## WHAT THE TASK REQUIRES:
Output every entry exactly, from the first line to the last.

## GIVEN RECORDS:
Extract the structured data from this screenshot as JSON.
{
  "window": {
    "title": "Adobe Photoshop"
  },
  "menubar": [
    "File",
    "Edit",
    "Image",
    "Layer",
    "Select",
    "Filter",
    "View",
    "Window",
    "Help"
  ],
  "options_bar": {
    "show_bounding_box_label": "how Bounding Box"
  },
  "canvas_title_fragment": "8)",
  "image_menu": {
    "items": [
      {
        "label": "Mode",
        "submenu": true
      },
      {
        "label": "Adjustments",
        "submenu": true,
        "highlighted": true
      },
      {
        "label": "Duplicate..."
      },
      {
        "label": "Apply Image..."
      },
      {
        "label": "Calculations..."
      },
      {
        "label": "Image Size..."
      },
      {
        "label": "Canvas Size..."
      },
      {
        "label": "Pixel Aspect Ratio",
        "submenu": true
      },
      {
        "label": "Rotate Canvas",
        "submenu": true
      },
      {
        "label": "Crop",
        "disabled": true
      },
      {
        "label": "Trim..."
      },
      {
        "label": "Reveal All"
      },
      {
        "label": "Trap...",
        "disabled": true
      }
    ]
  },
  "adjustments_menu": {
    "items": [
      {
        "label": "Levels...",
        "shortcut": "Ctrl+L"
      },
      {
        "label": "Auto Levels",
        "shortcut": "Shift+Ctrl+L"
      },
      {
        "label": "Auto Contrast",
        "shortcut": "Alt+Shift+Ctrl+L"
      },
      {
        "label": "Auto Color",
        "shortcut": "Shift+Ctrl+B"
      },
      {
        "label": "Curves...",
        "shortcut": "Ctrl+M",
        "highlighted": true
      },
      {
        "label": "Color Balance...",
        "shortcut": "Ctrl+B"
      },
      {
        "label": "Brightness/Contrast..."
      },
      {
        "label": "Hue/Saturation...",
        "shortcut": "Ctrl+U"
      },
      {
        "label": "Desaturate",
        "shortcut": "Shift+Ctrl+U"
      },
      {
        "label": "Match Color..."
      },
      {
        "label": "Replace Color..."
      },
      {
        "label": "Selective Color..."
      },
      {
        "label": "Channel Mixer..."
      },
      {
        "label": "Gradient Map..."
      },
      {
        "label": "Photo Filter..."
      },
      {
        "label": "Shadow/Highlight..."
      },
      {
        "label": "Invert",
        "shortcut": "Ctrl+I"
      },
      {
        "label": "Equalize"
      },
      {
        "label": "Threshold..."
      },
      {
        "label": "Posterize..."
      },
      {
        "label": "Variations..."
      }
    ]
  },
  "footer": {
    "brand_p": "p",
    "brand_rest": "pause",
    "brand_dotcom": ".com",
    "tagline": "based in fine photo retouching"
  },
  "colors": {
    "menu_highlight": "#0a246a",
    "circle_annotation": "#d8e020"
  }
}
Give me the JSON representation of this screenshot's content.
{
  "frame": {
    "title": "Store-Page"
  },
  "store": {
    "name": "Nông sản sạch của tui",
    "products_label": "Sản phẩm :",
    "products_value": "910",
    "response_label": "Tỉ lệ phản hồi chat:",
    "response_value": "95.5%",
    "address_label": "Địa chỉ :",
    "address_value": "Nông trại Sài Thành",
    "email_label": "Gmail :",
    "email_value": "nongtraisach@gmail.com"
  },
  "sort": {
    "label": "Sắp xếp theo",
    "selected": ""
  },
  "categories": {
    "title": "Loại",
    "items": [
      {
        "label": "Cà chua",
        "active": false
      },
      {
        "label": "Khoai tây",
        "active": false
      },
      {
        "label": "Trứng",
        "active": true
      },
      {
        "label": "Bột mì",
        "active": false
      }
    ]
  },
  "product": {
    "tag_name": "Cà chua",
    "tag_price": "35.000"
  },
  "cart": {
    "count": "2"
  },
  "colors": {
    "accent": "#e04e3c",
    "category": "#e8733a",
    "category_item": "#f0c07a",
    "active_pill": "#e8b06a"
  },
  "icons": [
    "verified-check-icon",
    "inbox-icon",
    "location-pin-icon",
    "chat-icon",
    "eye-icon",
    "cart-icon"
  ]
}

## WRITTEN SOLUTION:
Extract the structured data from this screenshot as JSON.
{
  "window": {
    "title": "Adobe Photoshop"
  },
  "menubar": [
    "File",
    "Edit",
    "Image",
    "Layer",
    "Select",
    "Filter",
    "View",
    "Window",
    "Help"
  ],
  "options_bar": {
    "show_bounding_box_label": "how Bounding Box"
  },
  "canvas_title_fragment": "8)",
  "image_menu": {
    "items": [
      {
        "label": "Mode",
        "submenu": true
      },
      {
        "label": "Adjustments",
        "submenu": true,
        "highlighted": true
      },
      {
        "label": "Duplicate..."
      },
      {
        "label": "Apply Image..."
      },
      {
        "label": "Calculations..."
      },
      {
        "label": "Image Size..."
      },
      {
        "label": "Canvas Size..."
      },
      {
        "label": "Pixel Aspect Ratio",
        "submenu": true
      },
      {
        "label": "Rotate Canvas",
        "submenu": true
      },
      {
        "label": "Crop",
        "disabled": true
      },
      {
        "label": "Trim..."
      },
      {
        "label": "Reveal All"
      },
      {
        "label": "Trap...",
        "disabled": true
      }
    ]
  },
  "adjustments_menu": {
    "items": [
      {
        "label": "Levels...",
        "shortcut": "Ctrl+L"
      },
      {
        "label": "Auto Levels",
        "shortcut": "Shift+Ctrl+L"
      },
      {
        "label": "Auto Contrast",
        "shortcut": "Alt+Shift+Ctrl+L"
      },
      {
        "label": "Auto Color",
        "shortcut": "Shift+Ctrl+B"
      },
      {
        "label": "Curves...",
        "shortcut": "Ctrl+M",
        "highlighted": true
      },
      {
        "label": "Color Balance...",
        "shortcut": "Ctrl+B"
      },
      {
        "label": "Brightness/Contrast..."
      },
      {
        "label": "Hue/Saturation...",
        "shortcut": "Ctrl+U"
      },
      {
        "label": "Desaturate",
        "shortcut": "Shift+Ctrl+U"
      },
      {
        "label": "Match Color..."
      },
      {
        "label": "Replace Color..."
      },
      {
        "label": "Selective Color..."
      },
      {
        "label": "Channel Mixer..."
      },
      {
        "label": "Gradient Map..."
      },
      {
        "label": "Photo Filter..."
      },
      {
        "label": "Shadow/Highlight..."
      },
      {
        "label": "Invert",
        "shortcut": "Ctrl+I"
      },
      {
        "label": "Equalize"
      },
      {
        "label": "Threshold..."
      },
      {
        "label": "Posterize..."
      },
      {
        "label": "Variations..."
      }
    ]
  },
  "footer": {
    "brand_p": "p",
    "brand_rest": "pause",
    "brand_dotcom": ".com",
    "tagline": "based in fine photo retouching"
  },
  "colors": {
    "menu_highlight": "#0a246a",
    "circle_annotation": "#d8e020"
  }
}
Give me the JSON representation of this screenshot's content.
{
  "frame": {
    "title": "Store-Page"
  },
  "store": {
    "name": "Nông sản sạch của tui",
    "products_label": "Sản phẩm :",
    "products_value": "910",
    "response_label": "Tỉ lệ phản hồi chat:",
    "response_value": "95.5%",
    "address_label": "Địa chỉ :",
    "address_value": "Nông trại Sài Thành",
    "email_label": "Gmail :",
    "email_value": "nongtraisach@gmail.com"
  },
  "sort": {
    "label": "Sắp xếp theo",
    "selected": ""
  },
  "categories": {
    "title": "Loại",
    "items": [
      {
        "label": "Cà chua",
        "active": false
      },
      {
        "label": "Khoai tây",
        "active": false
      },
      {
        "label": "Trứng",
        "active": true
      },
      {
        "label": "Bột mì",
        "active": false
      }
    ]
  },
  "product": {
    "tag_name": "Cà chua",
    "tag_price": "35.000"
  },
  "cart": {
    "count": "2"
  },
  "colors": {
    "accent": "#e04e3c",
    "category": "#e8733a",
    "category_item": "#f0c07a",
    "active_pill": "#e8b06a"
  },
  "icons": [
    "verified-check-icon",
    "inbox-icon",
    "location-pin-icon",
    "chat-icon",
    "eye-icon",
    "cart-icon"
  ]
}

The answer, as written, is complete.